[Brief] Search the material for the string "coil", then report how many lines hold it, with no other text.

[Records shown]
___
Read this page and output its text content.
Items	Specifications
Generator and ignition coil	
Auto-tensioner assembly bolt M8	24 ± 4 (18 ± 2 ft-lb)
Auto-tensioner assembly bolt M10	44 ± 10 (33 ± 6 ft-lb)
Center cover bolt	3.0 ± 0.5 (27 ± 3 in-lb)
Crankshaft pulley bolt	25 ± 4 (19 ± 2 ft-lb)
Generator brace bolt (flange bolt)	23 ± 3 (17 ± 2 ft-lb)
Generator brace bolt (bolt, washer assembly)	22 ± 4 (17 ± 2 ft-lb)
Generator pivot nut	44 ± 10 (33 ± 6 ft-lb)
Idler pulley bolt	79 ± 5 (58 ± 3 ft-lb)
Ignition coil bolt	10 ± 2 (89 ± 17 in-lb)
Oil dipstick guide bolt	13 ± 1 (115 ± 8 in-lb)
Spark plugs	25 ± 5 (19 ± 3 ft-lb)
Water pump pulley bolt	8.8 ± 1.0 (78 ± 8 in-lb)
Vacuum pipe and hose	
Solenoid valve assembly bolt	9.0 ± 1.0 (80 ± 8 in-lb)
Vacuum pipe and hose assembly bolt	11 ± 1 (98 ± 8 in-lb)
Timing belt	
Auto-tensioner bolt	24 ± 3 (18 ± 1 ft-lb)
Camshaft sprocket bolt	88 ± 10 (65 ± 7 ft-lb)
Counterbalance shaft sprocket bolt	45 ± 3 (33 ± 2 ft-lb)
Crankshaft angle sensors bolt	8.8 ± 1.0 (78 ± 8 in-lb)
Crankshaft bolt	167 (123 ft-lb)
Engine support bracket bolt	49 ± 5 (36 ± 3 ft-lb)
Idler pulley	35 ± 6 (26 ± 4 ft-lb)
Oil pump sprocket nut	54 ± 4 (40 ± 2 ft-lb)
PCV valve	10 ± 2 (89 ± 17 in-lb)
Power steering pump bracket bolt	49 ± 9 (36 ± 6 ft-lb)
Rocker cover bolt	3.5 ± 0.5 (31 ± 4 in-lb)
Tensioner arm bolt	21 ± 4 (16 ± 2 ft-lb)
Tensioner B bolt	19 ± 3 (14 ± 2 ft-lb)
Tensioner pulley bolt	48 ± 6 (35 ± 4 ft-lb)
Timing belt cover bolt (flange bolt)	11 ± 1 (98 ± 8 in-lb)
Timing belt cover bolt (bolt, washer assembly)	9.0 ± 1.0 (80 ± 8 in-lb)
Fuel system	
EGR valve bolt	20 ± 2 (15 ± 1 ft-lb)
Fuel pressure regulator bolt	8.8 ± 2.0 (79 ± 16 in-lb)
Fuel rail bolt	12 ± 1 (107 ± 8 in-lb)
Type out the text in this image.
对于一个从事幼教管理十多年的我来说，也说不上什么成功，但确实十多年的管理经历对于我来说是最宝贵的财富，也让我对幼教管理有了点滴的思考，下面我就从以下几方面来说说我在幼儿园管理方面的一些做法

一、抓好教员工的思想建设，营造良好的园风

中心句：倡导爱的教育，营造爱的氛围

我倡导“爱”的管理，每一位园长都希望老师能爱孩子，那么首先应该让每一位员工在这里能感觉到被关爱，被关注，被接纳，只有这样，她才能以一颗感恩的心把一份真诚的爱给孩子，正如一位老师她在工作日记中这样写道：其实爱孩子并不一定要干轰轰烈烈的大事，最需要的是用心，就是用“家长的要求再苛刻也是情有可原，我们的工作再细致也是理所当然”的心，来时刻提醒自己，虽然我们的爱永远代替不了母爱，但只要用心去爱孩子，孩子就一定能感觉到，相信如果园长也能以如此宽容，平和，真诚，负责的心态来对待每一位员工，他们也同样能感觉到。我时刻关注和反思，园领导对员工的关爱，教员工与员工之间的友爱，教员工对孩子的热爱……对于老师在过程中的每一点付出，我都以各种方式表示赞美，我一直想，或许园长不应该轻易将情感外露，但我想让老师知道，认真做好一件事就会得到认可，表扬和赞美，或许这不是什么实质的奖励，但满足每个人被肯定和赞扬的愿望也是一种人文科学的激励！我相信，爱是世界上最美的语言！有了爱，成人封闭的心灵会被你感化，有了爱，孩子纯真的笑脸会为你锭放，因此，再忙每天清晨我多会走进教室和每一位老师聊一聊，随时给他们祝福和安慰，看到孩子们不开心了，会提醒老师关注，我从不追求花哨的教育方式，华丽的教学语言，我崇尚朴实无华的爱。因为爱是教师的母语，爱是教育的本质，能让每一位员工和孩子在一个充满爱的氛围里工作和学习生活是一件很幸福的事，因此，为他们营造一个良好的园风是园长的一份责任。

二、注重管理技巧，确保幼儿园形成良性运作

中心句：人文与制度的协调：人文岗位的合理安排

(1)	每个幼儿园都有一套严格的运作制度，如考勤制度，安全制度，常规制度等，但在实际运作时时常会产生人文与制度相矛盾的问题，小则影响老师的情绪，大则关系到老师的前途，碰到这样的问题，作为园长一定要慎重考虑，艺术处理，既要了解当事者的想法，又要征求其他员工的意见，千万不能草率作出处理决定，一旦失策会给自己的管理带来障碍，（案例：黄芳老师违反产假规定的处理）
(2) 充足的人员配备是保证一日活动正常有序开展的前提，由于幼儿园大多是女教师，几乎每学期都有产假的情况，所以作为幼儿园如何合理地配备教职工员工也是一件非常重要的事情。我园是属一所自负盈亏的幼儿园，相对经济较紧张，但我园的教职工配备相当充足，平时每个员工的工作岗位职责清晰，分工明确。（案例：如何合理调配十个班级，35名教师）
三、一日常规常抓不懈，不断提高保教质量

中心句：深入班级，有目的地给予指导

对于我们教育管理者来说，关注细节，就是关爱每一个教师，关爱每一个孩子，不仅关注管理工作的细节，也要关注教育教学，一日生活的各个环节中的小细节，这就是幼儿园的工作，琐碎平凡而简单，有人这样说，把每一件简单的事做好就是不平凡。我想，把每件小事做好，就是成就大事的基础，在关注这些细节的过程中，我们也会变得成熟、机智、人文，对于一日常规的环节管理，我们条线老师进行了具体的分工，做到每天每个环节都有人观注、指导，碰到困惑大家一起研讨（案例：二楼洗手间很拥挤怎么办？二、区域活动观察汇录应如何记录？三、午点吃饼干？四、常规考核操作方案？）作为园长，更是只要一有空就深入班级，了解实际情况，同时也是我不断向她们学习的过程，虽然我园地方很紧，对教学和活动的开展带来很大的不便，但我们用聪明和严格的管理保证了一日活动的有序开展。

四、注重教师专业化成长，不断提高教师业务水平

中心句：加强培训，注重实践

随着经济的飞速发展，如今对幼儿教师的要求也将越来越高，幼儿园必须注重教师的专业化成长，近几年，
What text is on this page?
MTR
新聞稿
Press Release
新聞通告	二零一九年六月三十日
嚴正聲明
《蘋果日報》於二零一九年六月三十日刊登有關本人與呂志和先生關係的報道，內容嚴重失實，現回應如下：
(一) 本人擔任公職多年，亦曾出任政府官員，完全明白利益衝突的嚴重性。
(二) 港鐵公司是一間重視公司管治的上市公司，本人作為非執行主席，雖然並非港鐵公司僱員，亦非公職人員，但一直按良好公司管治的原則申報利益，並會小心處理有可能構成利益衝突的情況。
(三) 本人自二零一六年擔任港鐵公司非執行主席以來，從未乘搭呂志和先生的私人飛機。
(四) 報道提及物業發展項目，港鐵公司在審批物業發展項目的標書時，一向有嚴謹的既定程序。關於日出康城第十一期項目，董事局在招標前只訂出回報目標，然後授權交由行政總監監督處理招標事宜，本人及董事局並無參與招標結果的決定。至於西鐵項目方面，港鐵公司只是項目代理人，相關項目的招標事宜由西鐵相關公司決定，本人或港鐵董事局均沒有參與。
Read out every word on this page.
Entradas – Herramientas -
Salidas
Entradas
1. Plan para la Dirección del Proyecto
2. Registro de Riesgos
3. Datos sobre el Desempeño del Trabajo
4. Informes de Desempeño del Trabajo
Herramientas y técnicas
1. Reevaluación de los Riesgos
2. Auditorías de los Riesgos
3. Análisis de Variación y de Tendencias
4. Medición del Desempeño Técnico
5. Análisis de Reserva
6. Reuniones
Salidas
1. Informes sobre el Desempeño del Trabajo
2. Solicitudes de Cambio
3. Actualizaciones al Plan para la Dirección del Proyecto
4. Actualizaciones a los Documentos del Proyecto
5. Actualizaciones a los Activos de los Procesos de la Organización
___
[Solution to this exercise] 2